» INSTRUCTIONS TO FOLLOW
Determine which lines contain the word "with", then copy those lines.

[Data records]
────

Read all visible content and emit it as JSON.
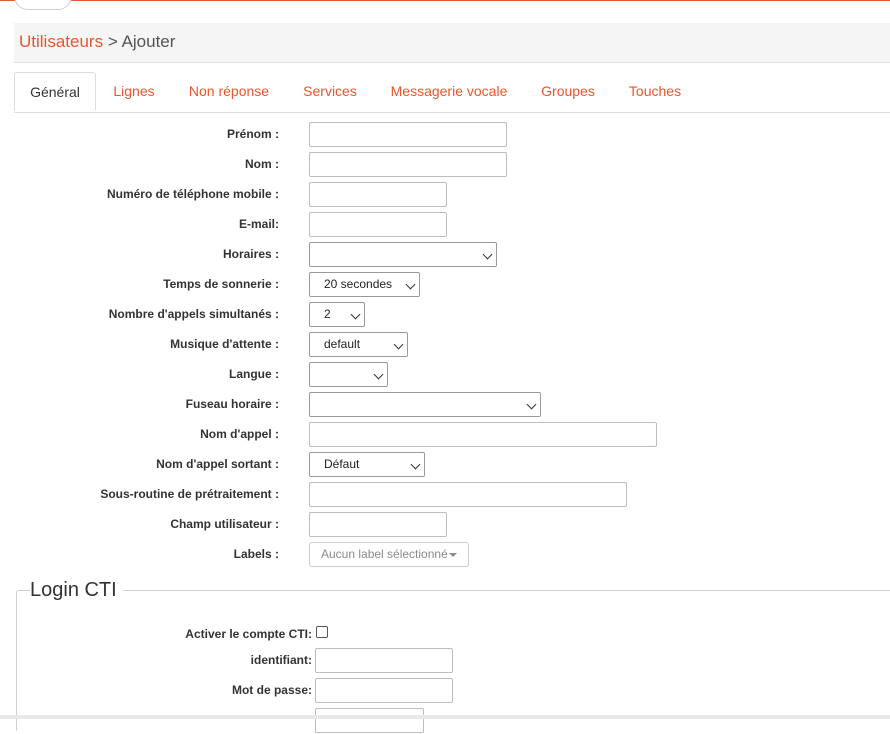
{
  "breadcrumb": {
    "parent": "Utilisateurs",
    "separator": ">",
    "current": "Ajouter"
  },
  "tabs": [
    {
      "label": "Général",
      "active": true
    },
    {
      "label": "Lignes",
      "active": false
    },
    {
      "label": "Non réponse",
      "active": false
    },
    {
      "label": "Services",
      "active": false
    },
    {
      "label": "Messagerie vocale",
      "active": false
    },
    {
      "label": "Groupes",
      "active": false
    },
    {
      "label": "Touches",
      "active": false
    }
  ],
  "form": {
    "prenom_label": "Prénom :",
    "nom_label": "Nom :",
    "mobile_label": "Numéro de téléphone mobile :",
    "email_label": "E-mail:",
    "horaires_label": "Horaires :",
    "horaires_value": "",
    "sonnerie_label": "Temps de sonnerie :",
    "sonnerie_value": "20 secondes",
    "appels_label": "Nombre d'appels simultanés :",
    "appels_value": "2",
    "musique_label": "Musique d'attente :",
    "musique_value": "default",
    "langue_label": "Langue :",
    "langue_value": "",
    "fuseau_label": "Fuseau horaire :",
    "fuseau_value": "",
    "nom_appel_label": "Nom d'appel :",
    "nom_appel_sortant_label": "Nom d'appel sortant :",
    "nom_appel_sortant_value": "Défaut",
    "sous_routine_label": "Sous-routine de prétraitement :",
    "champ_label": "Champ utilisateur :",
    "labels_label": "Labels :",
    "labels_placeholder": "Aucun label sélectionné"
  },
  "cti": {
    "legend": "Login CTI",
    "activer_label": "Activer le compte CTI:",
    "activer_checked": false,
    "identifiant_label": "identifiant:",
    "mot_de_passe_label": "Mot de passe:"
  },
  "colors": {
    "accent": "#e8562a",
    "text": "#333333",
    "border": "#dddddd"
  }
}
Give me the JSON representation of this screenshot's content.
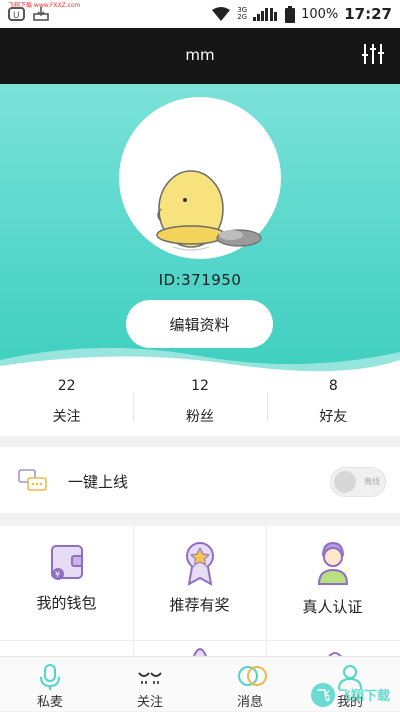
{
  "status_bar": {
    "carrier_tag": "飞翔下载 www.FXXZ.com",
    "network_top": "3G",
    "network_bottom": "2G",
    "battery": "100%",
    "time": "17:27"
  },
  "header": {
    "title": "mm"
  },
  "profile": {
    "id_text": "ID:371950",
    "edit_label": "编辑资料"
  },
  "stats": [
    {
      "value": "22",
      "label": "关注"
    },
    {
      "value": "12",
      "label": "粉丝"
    },
    {
      "value": "8",
      "label": "好友"
    }
  ],
  "online": {
    "label": "一键上线",
    "toggle_text": "离线"
  },
  "grid": [
    {
      "label": "我的钱包",
      "icon": "wallet-icon"
    },
    {
      "label": "推荐有奖",
      "icon": "medal-icon"
    },
    {
      "label": "真人认证",
      "icon": "person-icon"
    }
  ],
  "tabs": [
    {
      "label": "私麦",
      "icon": "microphone-icon"
    },
    {
      "label": "关注",
      "icon": "eyes-icon"
    },
    {
      "label": "消息",
      "icon": "chat-bubbles-icon"
    },
    {
      "label": "我的",
      "icon": "profile-icon"
    }
  ],
  "colors": {
    "accent": "#4ed6c8",
    "purple": "#9b7fd0",
    "header": "#161616"
  }
}
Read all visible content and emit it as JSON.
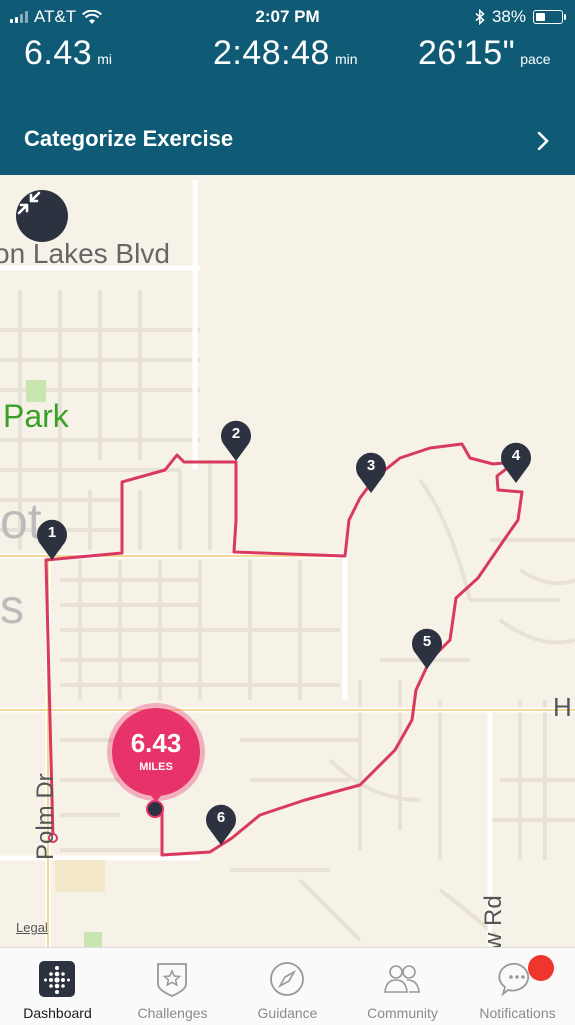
{
  "status_bar": {
    "carrier": "AT&T",
    "time": "2:07 PM",
    "battery": "38%"
  },
  "stats": {
    "distance": {
      "value": "6.43",
      "unit": "mi"
    },
    "duration": {
      "value": "2:48:48",
      "unit": "min"
    },
    "pace": {
      "value": "26'15\"",
      "unit": "pace"
    }
  },
  "categorize": {
    "label": "Categorize Exercise"
  },
  "map": {
    "labels": {
      "blvd": "on Lakes Blvd",
      "park": "Park",
      "polm": "Polm Dr",
      "w_rd": "w Rd",
      "h": "H",
      "ot": "ot",
      "s": "s"
    },
    "legal": "Legal",
    "markers": [
      "1",
      "2",
      "3",
      "4",
      "5",
      "6"
    ],
    "summary": {
      "value": "6.43",
      "unit": "MILES"
    },
    "route_color": "#d9395f"
  },
  "tabs": [
    {
      "label": "Dashboard",
      "icon": "dashboard-icon",
      "active": true
    },
    {
      "label": "Challenges",
      "icon": "challenges-icon",
      "active": false
    },
    {
      "label": "Guidance",
      "icon": "compass-icon",
      "active": false
    },
    {
      "label": "Community",
      "icon": "community-icon",
      "active": false
    },
    {
      "label": "Notifications",
      "icon": "notifications-icon",
      "active": false
    }
  ],
  "colors": {
    "header": "#0f5b76",
    "map_bg": "#f7f2e8",
    "accent": "#e8336a",
    "notification": "#f0352f"
  }
}
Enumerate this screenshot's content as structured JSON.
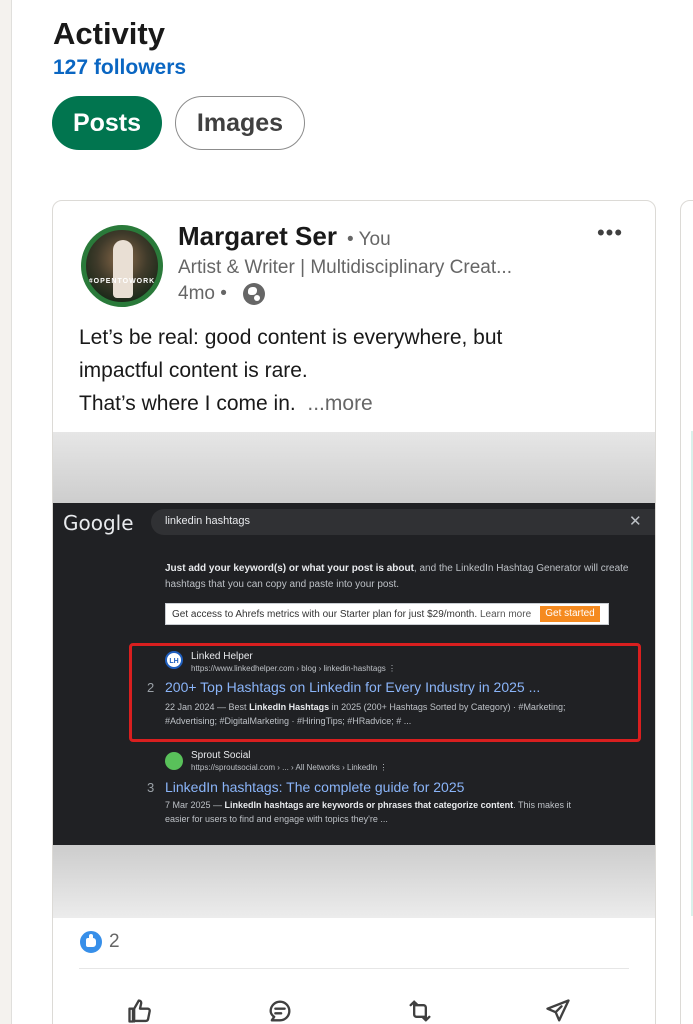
{
  "activity": {
    "title": "Activity",
    "followers": "127 followers",
    "tabs": [
      {
        "label": "Posts",
        "active": true
      },
      {
        "label": "Images",
        "active": false
      }
    ]
  },
  "post": {
    "author": {
      "name": "Margaret Ser",
      "you_tag": "• You",
      "headline": "Artist & Writer | Multidisciplinary Creat...",
      "time": "4mo •",
      "avatar_ring_text": "#OPENTOWORK"
    },
    "text_lines": [
      "Let’s be real: good content is everywhere, but",
      "impactful content is rare.",
      "That’s where I come in."
    ],
    "more_label": "...more",
    "reaction_count": "2",
    "actions": [
      "like-icon",
      "comment-icon",
      "repost-icon",
      "send-icon"
    ]
  },
  "screenshot": {
    "logo": "Google",
    "query": "linkedin hashtags",
    "clear": "✕",
    "snippet_line1_bold": "Just add your keyword(s) or what your post is about",
    "snippet_line1_rest": ", and the LinkedIn Hashtag Generator will create",
    "snippet_line2": "hashtags that you can copy and paste into your post.",
    "ahrefs_text": "Get access to Ahrefs metrics with our Starter plan for just $29/month.",
    "ahrefs_learn": "Learn more",
    "ahrefs_cta": "Get started",
    "results": [
      {
        "favicon": "LH",
        "site": "Linked Helper",
        "url": "https://www.linkedhelper.com › blog › linkedin-hashtags  ⋮",
        "num": "2",
        "title": "200+ Top Hashtags on Linkedin for Every Industry in 2025 ...",
        "desc1_plain": "22 Jan 2024 — Best ",
        "desc1_bold": "LinkedIn Hashtags",
        "desc1_rest": " in 2025 (200+ Hashtags Sorted by Category) · #Marketing;",
        "desc2": "#Advertising; #DigitalMarketing · #HiringTips; #HRadvice; # ..."
      },
      {
        "favicon": "",
        "site": "Sprout Social",
        "url": "https://sproutsocial.com › ... › All Networks › LinkedIn  ⋮",
        "num": "3",
        "title": "LinkedIn hashtags: The complete guide for 2025",
        "desc1_plain": "7 Mar 2025 — ",
        "desc1_bold": "LinkedIn hashtags are keywords or phrases that categorize content",
        "desc1_rest": ". This makes it",
        "desc2": "easier for users to find and engage with topics they're ..."
      }
    ]
  },
  "colors": {
    "brand_green": "#01754f",
    "link_blue": "#0a66c2",
    "highlight_red": "#d91f1f"
  }
}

────

» TASK OUTPUT
    "ahrefs_text": "Get access to Ahrefs metrics with our Starter plan for just $29/month.",
        "desc2": "easier for users to find and engage with topics they're ..."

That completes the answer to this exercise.